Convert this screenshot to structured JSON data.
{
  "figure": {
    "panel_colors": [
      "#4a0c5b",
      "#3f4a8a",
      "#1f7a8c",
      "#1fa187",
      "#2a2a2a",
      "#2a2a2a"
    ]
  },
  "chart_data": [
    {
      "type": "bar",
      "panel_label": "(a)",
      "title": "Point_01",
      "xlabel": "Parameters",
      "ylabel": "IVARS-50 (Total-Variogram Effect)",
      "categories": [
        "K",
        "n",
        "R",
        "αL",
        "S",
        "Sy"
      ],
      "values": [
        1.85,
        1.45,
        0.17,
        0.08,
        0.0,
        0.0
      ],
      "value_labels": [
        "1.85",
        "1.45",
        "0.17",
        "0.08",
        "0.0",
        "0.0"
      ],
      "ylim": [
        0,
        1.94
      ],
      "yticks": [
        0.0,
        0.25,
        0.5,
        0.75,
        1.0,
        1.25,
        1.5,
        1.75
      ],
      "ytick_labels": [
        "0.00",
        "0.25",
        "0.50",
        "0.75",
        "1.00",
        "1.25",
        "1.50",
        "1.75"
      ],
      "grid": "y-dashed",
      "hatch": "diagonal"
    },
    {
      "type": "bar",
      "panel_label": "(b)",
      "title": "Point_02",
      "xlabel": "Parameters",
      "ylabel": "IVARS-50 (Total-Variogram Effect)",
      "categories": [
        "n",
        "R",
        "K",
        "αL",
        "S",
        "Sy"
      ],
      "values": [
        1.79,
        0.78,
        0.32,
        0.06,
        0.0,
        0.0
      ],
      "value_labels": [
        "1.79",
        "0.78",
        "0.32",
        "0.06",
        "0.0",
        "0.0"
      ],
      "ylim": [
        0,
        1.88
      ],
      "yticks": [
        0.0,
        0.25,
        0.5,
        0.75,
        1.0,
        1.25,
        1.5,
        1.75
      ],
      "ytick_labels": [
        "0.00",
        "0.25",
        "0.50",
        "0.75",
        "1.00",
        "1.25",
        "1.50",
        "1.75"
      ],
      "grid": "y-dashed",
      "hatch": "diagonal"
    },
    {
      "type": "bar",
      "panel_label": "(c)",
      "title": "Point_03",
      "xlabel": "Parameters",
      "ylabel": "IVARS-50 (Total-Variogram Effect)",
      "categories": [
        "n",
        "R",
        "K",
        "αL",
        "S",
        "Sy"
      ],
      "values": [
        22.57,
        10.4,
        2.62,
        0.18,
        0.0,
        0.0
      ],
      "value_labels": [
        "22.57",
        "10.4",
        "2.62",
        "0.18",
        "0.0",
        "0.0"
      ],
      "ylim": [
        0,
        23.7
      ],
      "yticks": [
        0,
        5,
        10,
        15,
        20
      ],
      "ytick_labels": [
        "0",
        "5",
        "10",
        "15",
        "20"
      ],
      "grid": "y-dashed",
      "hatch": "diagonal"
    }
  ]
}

-=-=-

> _WHAT IS ASKED_
Exactly as shown, repeat every record.

> _WRITTEN ANSWER_
Convert this screenshot to structured JSON data.
{
  "figure": {
    "panel_colors": [
      "#4a0c5b",
      "#3f4a8a",
      "#1f7a8c",
      "#1fa187",
      "#2a2a2a",
      "#2a2a2a"
    ]
  },
  "chart_data": [
    {
      "type": "bar",
      "panel_label": "(a)",
      "title": "Point_01",
      "xlabel": "Parameters",
      "ylabel": "IVARS-50 (Total-Variogram Effect)",
      "categories": [
        "K",
        "n",
        "R",
        "αL",
        "S",
        "Sy"
      ],
      "values": [
        1.85,
        1.45,
        0.17,
        0.08,
        0.0,
        0.0
      ],
      "value_labels": [
        "1.85",
        "1.45",
        "0.17",
        "0.08",
        "0.0",
        "0.0"
      ],
      "ylim": [
        0,
        1.94
      ],
      "yticks": [
        0.0,
        0.25,
        0.5,
        0.75,
        1.0,
        1.25,
        1.5,
        1.75
      ],
      "ytick_labels": [
        "0.00",
        "0.25",
        "0.50",
        "0.75",
        "1.00",
        "1.25",
        "1.50",
        "1.75"
      ],
      "grid": "y-dashed",
      "hatch": "diagonal"
    },
    {
      "type": "bar",
      "panel_label": "(b)",
      "title": "Point_02",
      "xlabel": "Parameters",
      "ylabel": "IVARS-50 (Total-Variogram Effect)",
      "categories": [
        "n",
        "R",
        "K",
        "αL",
        "S",
        "Sy"
      ],
      "values": [
        1.79,
        0.78,
        0.32,
        0.06,
        0.0,
        0.0
      ],
      "value_labels": [
        "1.79",
        "0.78",
        "0.32",
        "0.06",
        "0.0",
        "0.0"
      ],
      "ylim": [
        0,
        1.88
      ],
      "yticks": [
        0.0,
        0.25,
        0.5,
        0.75,
        1.0,
        1.25,
        1.5,
        1.75
      ],
      "ytick_labels": [
        "0.00",
        "0.25",
        "0.50",
        "0.75",
        "1.00",
        "1.25",
        "1.50",
        "1.75"
      ],
      "grid": "y-dashed",
      "hatch": "diagonal"
    },
    {
      "type": "bar",
      "panel_label": "(c)",
      "title": "Point_03",
      "xlabel": "Parameters",
      "ylabel": "IVARS-50 (Total-Variogram Effect)",
      "categories": [
        "n",
        "R",
        "K",
        "αL",
        "S",
        "Sy"
      ],
      "values": [
        22.57,
        10.4,
        2.62,
        0.18,
        0.0,
        0.0
      ],
      "value_labels": [
        "22.57",
        "10.4",
        "2.62",
        "0.18",
        "0.0",
        "0.0"
      ],
      "ylim": [
        0,
        23.7
      ],
      "yticks": [
        0,
        5,
        10,
        15,
        20
      ],
      "ytick_labels": [
        "0",
        "5",
        "10",
        "15",
        "20"
      ],
      "grid": "y-dashed",
      "hatch": "diagonal"
    }
  ]
}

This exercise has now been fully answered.